TO BE DONE =
Retype all the records with nothing changed.

TASK INPUTS =
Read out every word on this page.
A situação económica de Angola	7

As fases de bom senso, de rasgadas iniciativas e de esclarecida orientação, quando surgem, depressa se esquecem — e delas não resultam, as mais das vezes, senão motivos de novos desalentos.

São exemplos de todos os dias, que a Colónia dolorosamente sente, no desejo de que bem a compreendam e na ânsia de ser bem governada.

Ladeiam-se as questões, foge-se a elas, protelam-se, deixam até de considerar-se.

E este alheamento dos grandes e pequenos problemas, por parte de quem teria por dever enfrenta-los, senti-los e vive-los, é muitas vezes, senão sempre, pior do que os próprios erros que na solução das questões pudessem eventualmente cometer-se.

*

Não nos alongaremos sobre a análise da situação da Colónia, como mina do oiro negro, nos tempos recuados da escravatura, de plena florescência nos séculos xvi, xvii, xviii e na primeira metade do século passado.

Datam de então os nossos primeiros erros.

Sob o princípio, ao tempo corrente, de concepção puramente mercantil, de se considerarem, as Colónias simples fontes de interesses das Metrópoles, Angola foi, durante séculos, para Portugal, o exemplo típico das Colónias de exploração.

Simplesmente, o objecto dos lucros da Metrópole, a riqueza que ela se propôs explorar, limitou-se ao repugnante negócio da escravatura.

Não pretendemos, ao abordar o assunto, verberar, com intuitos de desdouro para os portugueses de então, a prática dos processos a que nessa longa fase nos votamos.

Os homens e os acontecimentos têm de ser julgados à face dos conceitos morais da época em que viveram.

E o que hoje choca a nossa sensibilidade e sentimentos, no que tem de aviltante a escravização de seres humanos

OUTPUT OF THE EXERCISE =
Read out every word on this page.
A situação económica de Angola	7

As fases de bom senso, de rasgadas iniciativas e de esclarecida orientação, quando surgem, depressa se esquecem — e delas não resultam, as mais das vezes, senão motivos de novos desalentos.

São exemplos de todos os dias, que a Colónia dolorosamente sente, no desejo de que bem a compreendam e na ânsia de ser bem governada.

Ladeiam-se as questões, foge-se a elas, protelam-se, deixam até de considerar-se.

E este alheamento dos grandes e pequenos problemas, por parte de quem teria por dever enfrenta-los, senti-los e vive-los, é muitas vezes, senão sempre, pior do que os próprios erros que na solução das questões pudessem eventualmente cometer-se.

*

Não nos alongaremos sobre a análise da situação da Colónia, como mina do oiro negro, nos tempos recuados da escravatura, de plena florescência nos séculos xvi, xvii, xviii e na primeira metade do século passado.

Datam de então os nossos primeiros erros.

Sob o princípio, ao tempo corrente, de concepção puramente mercantil, de se considerarem, as Colónias simples fontes de interesses das Metrópoles, Angola foi, durante séculos, para Portugal, o exemplo típico das Colónias de exploração.

Simplesmente, o objecto dos lucros da Metrópole, a riqueza que ela se propôs explorar, limitou-se ao repugnante negócio da escravatura.

Não pretendemos, ao abordar o assunto, verberar, com intuitos de desdouro para os portugueses de então, a prática dos processos a que nessa longa fase nos votamos.

Os homens e os acontecimentos têm de ser julgados à face dos conceitos morais da época em que viveram.

E o que hoje choca a nossa sensibilidade e sentimentos, no que tem de aviltante a escravização de seres humanos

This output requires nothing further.